Collected data:
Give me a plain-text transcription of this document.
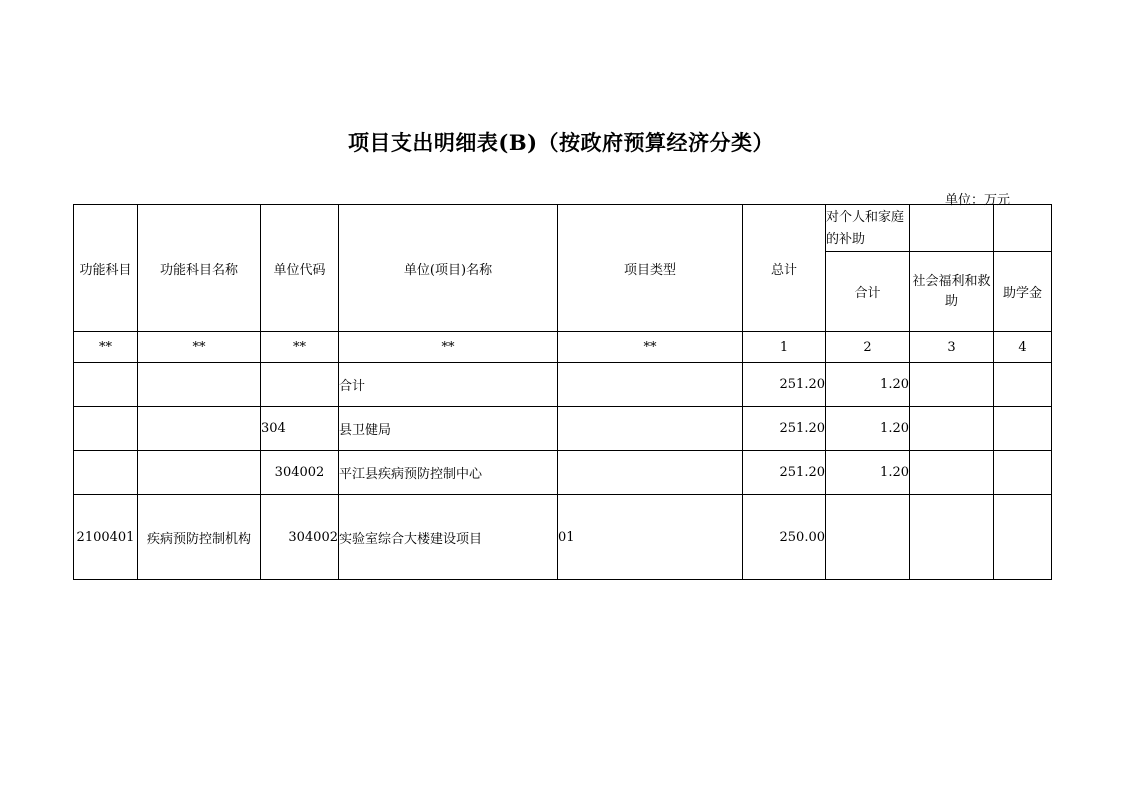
项目支出明细表(B)（按政府预算经济分类）
单位：万元
功能科目	功能科目名称	单位代码	单位(项目)名称	项目类型	总计	对个人和家庭的补助		
						合计	社会福利和救助	助学金
**	**	**	**	**	1	2	3	4
			合计		251.20	1.20		
		304	县卫健局		251.20	1.20		
		304002	平江县疾病预防控制中心		251.20	1.20		
2100401	疾病预防控制机构	304002	实验室综合大楼建设项目	01	250.00			
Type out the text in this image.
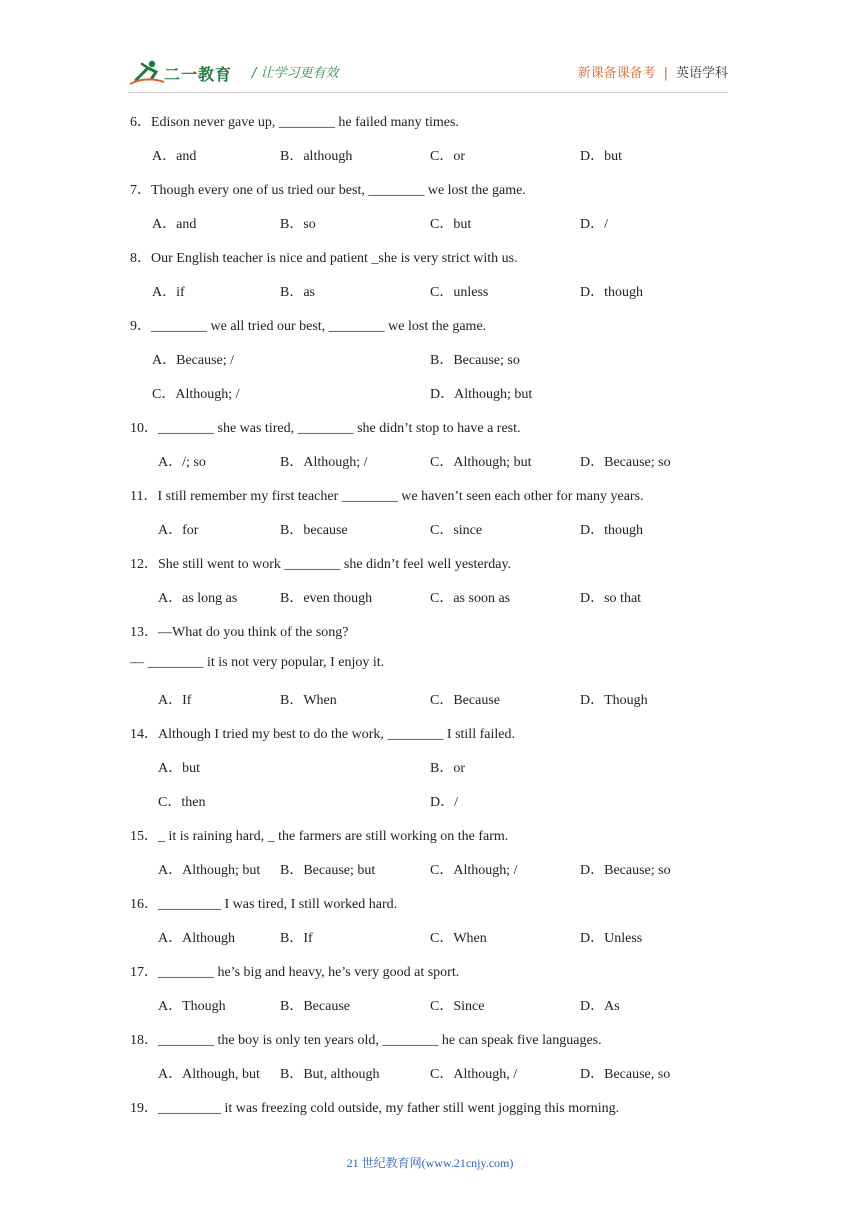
二一教育 / 让学习更有效	新课备课备考 | 英语学科
6．Edison never gave up, ________ he failed many times.
A．and	B．although	C．or	D．but
7．Though every one of us tried our best, ________ we lost the game.
A．and	B．so	C．but	D．/
8．Our English teacher is nice and patient _she is very strict with us.
A．if	B．as	C．unless	D．though
9．________ we all tried our best, ________ we lost the game.
A．Because; /	B．Because; so
C．Although; /	D．Although; but
10．________ she was tired, ________ she didn’t stop to have a rest.
A．/; so	B．Although; /	C．Although; but	D．Because; so
11．I still remember my first teacher ________ we haven’t seen each other for many years.
A．for	B．because	C．since	D．though
12．She still went to work ________ she didn’t feel well yesterday.
A．as long as	B．even though	C．as soon as	D．so that
13．—What do you think of the song?
— ________ it is not very popular, I enjoy it.
A．If	B．When	C．Because	D．Though
14．Although I tried my best to do the work, ________ I still failed.
A．but	B．or
C．then	D．/
15．_ it is raining hard, _ the farmers are still working on the farm.
A．Although; but B．Because; but	C．Although; /	D．Because; so
16．_________ I was tired, I still worked hard.
A．Although	B．If	C．When	D．Unless
17．________ he’s big and heavy, he’s very good at sport.
A．Though	B．Because	C．Since	D．As
18．________ the boy is only ten years old, ________ he can speak five languages.
A．Although, but B．But, although	C．Although, /	D．Because, so
19．_________ it was freezing cold outside, my father still went jogging this morning.
21 世纪教育网(www.21cnjy.com)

EXERCISE GOAL: Work through the records above line by line and count those that hold the string "tired". Give only the result.

ANSWER TO THE PROBLEM: 2